# EXERCISE OBJECTIVE:
Retype the records that come next, word for word.

(Part of a data file)
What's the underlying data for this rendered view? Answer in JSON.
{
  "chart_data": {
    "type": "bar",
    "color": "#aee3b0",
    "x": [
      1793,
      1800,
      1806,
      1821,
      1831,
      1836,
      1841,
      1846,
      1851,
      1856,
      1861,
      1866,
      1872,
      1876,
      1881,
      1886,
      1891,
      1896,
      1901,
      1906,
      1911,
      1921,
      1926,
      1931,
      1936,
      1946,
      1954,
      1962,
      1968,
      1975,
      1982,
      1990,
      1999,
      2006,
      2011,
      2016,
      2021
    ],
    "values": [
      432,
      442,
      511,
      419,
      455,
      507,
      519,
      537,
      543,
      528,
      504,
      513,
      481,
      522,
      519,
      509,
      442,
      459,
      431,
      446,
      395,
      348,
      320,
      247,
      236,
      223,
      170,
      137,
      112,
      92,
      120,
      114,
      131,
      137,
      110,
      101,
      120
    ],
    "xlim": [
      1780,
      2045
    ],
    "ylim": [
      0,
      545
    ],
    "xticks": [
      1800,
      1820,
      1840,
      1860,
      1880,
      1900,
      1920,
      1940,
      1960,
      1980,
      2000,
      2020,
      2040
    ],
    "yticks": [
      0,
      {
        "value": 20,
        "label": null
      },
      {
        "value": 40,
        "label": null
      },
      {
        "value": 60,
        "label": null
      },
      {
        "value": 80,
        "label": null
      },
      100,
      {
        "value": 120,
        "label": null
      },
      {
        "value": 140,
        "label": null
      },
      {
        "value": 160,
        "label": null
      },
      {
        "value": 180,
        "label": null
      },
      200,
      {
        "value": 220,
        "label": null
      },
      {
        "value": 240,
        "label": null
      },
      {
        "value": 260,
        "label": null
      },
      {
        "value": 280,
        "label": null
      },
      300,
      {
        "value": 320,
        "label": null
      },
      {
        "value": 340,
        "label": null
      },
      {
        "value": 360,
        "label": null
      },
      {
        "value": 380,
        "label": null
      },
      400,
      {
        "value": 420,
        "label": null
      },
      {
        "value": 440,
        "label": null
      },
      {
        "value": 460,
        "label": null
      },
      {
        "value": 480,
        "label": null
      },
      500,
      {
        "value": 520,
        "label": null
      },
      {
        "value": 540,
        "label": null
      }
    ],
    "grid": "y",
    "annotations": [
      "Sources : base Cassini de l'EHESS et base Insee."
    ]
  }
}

# TASK RESPONSE:
What's the underlying data for this rendered view? Answer in JSON.
{
  "chart_data": {
    "type": "bar",
    "color": "#aee3b0",
    "x": [
      1793,
      1800,
      1806,
      1821,
      1831,
      1836,
      1841,
      1846,
      1851,
      1856,
      1861,
      1866,
      1872,
      1876,
      1881,
      1886,
      1891,
      1896,
      1901,
      1906,
      1911,
      1921,
      1926,
      1931,
      1936,
      1946,
      1954,
      1962,
      1968,
      1975,
      1982,
      1990,
      1999,
      2006,
      2011,
      2016,
      2021
    ],
    "values": [
      432,
      442,
      511,
      419,
      455,
      507,
      519,
      537,
      543,
      528,
      504,
      513,
      481,
      522,
      519,
      509,
      442,
      459,
      431,
      446,
      395,
      348,
      320,
      247,
      236,
      223,
      170,
      137,
      112,
      92,
      120,
      114,
      131,
      137,
      110,
      101,
      120
    ],
    "xlim": [
      1780,
      2045
    ],
    "ylim": [
      0,
      545
    ],
    "xticks": [
      1800,
      1820,
      1840,
      1860,
      1880,
      1900,
      1920,
      1940,
      1960,
      1980,
      2000,
      2020,
      2040
    ],
    "yticks": [
      0,
      {
        "value": 20,
        "label": null
      },
      {
        "value": 40,
        "label": null
      },
      {
        "value": 60,
        "label": null
      },
      {
        "value": 80,
        "label": null
      },
      100,
      {
        "value": 120,
        "label": null
      },
      {
        "value": 140,
        "label": null
      },
      {
        "value": 160,
        "label": null
      },
      {
        "value": 180,
        "label": null
      },
      200,
      {
        "value": 220,
        "label": null
      },
      {
        "value": 240,
        "label": null
      },
      {
        "value": 260,
        "label": null
      },
      {
        "value": 280,
        "label": null
      },
      300,
      {
        "value": 320,
        "label": null
      },
      {
        "value": 340,
        "label": null
      },
      {
        "value": 360,
        "label": null
      },
      {
        "value": 380,
        "label": null
      },
      400,
      {
        "value": 420,
        "label": null
      },
      {
        "value": 440,
        "label": null
      },
      {
        "value": 460,
        "label": null
      },
      {
        "value": 480,
        "label": null
      },
      500,
      {
        "value": 520,
        "label": null
      },
      {
        "value": 540,
        "label": null
      }
    ],
    "grid": "y",
    "annotations": [
      "Sources : base Cassini de l'EHESS et base Insee."
    ]
  }
}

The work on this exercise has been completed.